··· THE RECORDS ···
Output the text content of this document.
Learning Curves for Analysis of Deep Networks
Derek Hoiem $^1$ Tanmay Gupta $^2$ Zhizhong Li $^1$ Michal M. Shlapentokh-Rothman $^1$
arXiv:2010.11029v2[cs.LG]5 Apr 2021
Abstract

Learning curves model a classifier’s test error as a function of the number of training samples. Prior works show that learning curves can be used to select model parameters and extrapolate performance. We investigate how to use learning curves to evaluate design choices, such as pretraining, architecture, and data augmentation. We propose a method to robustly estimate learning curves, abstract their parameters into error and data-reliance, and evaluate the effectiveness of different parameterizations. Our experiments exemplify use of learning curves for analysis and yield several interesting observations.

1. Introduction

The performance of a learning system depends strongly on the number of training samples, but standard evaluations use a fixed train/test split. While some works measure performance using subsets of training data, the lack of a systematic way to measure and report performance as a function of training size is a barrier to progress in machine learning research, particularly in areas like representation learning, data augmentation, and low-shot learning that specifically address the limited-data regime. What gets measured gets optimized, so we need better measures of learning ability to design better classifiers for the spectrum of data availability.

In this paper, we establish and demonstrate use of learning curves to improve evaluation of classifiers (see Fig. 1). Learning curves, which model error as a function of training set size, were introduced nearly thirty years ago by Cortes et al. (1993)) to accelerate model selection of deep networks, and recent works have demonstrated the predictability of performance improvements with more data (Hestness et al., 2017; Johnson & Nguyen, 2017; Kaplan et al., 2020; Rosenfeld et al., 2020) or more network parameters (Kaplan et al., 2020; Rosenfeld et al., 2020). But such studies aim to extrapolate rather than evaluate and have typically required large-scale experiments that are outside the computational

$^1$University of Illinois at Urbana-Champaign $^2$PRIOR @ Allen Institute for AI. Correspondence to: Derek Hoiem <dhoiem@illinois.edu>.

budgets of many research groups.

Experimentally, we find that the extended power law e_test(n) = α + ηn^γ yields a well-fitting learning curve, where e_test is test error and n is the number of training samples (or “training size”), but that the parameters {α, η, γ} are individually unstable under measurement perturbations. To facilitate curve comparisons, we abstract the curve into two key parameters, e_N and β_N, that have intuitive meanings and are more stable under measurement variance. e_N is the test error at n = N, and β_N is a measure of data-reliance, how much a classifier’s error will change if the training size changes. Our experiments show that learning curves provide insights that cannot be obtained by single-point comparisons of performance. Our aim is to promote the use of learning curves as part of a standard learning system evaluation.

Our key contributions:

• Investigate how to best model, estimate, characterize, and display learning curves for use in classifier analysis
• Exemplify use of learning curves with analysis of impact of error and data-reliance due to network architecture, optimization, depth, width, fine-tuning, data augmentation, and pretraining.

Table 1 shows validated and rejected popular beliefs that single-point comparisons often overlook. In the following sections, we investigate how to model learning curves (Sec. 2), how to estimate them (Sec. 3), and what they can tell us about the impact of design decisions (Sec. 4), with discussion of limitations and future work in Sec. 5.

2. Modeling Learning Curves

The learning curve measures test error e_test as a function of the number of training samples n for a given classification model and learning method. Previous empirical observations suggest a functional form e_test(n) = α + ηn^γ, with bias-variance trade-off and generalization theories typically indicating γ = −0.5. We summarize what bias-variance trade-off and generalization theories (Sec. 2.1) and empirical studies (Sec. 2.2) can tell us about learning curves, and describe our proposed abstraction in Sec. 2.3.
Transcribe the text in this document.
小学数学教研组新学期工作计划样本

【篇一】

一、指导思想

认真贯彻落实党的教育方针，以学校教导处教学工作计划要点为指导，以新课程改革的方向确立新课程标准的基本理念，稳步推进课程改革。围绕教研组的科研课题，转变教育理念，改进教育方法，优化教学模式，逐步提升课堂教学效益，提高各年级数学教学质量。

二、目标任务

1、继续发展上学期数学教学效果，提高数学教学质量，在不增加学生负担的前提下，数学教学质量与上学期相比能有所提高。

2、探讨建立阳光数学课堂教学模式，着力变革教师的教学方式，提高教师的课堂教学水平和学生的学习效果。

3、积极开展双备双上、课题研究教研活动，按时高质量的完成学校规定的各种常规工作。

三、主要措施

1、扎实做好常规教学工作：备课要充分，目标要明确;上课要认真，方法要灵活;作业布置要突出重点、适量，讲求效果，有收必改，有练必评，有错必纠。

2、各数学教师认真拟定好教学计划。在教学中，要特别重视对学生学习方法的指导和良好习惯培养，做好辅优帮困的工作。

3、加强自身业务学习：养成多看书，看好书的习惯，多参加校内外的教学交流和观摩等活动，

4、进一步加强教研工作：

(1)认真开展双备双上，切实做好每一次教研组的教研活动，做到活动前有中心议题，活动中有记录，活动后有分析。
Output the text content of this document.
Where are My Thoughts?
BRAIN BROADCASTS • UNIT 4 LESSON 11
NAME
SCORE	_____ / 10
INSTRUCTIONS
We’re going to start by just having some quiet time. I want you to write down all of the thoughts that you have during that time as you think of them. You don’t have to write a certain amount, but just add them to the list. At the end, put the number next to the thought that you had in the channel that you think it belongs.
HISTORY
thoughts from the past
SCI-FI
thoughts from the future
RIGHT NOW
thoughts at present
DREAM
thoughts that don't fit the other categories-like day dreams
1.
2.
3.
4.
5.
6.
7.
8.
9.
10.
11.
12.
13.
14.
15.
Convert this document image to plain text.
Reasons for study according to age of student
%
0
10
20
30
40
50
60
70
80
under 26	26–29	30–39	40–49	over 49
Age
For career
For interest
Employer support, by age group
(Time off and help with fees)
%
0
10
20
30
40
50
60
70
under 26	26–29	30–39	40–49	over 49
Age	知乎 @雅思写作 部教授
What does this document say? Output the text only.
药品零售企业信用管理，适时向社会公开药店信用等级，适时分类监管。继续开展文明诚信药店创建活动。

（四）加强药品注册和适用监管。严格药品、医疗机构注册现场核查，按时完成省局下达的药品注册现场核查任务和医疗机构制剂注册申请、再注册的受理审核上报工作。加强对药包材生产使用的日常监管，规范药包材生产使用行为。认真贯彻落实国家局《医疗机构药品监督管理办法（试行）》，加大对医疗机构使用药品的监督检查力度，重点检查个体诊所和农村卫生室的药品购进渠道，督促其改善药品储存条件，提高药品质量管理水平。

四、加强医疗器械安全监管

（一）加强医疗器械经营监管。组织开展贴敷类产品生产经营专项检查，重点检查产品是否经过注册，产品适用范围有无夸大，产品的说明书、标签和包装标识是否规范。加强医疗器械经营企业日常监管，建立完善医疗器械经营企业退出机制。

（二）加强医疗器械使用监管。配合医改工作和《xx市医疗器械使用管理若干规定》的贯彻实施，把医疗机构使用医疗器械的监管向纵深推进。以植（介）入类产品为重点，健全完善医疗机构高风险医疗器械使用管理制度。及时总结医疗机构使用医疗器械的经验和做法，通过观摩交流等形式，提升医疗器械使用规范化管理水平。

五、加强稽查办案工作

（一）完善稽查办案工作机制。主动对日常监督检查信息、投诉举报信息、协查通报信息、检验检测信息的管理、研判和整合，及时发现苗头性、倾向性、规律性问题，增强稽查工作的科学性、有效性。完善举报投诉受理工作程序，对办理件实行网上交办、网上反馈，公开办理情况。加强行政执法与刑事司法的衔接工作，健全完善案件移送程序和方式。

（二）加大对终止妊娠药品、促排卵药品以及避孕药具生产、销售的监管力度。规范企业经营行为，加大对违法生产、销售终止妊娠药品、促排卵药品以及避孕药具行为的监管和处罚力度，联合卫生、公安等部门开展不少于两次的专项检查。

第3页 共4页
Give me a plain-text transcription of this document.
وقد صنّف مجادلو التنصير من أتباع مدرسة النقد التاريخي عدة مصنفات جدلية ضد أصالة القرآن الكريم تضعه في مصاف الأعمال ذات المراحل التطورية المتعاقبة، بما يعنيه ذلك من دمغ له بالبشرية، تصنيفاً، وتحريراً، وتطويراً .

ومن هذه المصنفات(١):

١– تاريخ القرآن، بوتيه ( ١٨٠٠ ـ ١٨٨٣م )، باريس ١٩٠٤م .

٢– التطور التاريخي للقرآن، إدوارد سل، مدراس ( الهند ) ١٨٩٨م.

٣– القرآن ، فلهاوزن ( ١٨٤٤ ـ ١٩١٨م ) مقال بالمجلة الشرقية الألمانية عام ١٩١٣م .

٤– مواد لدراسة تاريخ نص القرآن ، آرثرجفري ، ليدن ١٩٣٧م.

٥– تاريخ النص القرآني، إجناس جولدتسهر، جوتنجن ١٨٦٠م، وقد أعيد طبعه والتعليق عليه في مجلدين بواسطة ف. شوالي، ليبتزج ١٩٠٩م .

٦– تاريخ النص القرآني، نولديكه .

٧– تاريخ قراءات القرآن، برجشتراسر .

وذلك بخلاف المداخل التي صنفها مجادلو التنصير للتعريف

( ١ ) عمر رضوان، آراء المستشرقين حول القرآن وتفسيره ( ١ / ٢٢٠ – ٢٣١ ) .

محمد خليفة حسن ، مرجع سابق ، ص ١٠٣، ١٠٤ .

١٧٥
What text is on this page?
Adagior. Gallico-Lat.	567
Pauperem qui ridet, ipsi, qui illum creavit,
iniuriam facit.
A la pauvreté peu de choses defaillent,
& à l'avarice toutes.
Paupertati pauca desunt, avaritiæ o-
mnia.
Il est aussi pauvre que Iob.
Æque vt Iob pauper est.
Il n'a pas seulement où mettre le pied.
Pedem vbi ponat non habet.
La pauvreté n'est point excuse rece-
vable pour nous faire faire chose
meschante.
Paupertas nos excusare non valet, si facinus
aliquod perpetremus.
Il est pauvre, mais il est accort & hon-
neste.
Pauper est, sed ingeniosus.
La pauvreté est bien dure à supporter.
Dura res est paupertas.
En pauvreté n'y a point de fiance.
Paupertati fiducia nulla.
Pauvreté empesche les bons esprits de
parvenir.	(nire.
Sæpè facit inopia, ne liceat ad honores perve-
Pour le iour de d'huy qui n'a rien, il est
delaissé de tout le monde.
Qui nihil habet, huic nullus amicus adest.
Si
···
Emit verbatim the lines running from the one with "What text is on this page?" through the last line of the data, both endpoints inclusive.

What text is on this page?
Adagior. Gallico-Lat.	567
Pauperem qui ridet, ipsi, qui illum creavit,
iniuriam facit.
A la pauvreté peu de choses defaillent,
& à l'avarice toutes.
Paupertati pauca desunt, avaritiæ o-
mnia.
Il est aussi pauvre que Iob.
Æque vt Iob pauper est.
Il n'a pas seulement où mettre le pied.
Pedem vbi ponat non habet.
La pauvreté n'est point excuse rece-
vable pour nous faire faire chose
meschante.
Paupertas nos excusare non valet, si facinus
aliquod perpetremus.
Il est pauvre, mais il est accort & hon-
neste.
Pauper est, sed ingeniosus.
La pauvreté est bien dure à supporter.
Dura res est paupertas.
En pauvreté n'y a point de fiance.
Paupertati fiducia nulla.
Pauvreté empesche les bons esprits de
parvenir.	(nire.
Sæpè facit inopia, ne liceat ad honores perve-
Pour le iour de d'huy qui n'a rien, il est
delaissé de tout le monde.
Qui nihil habet, huic nullus amicus adest.
Si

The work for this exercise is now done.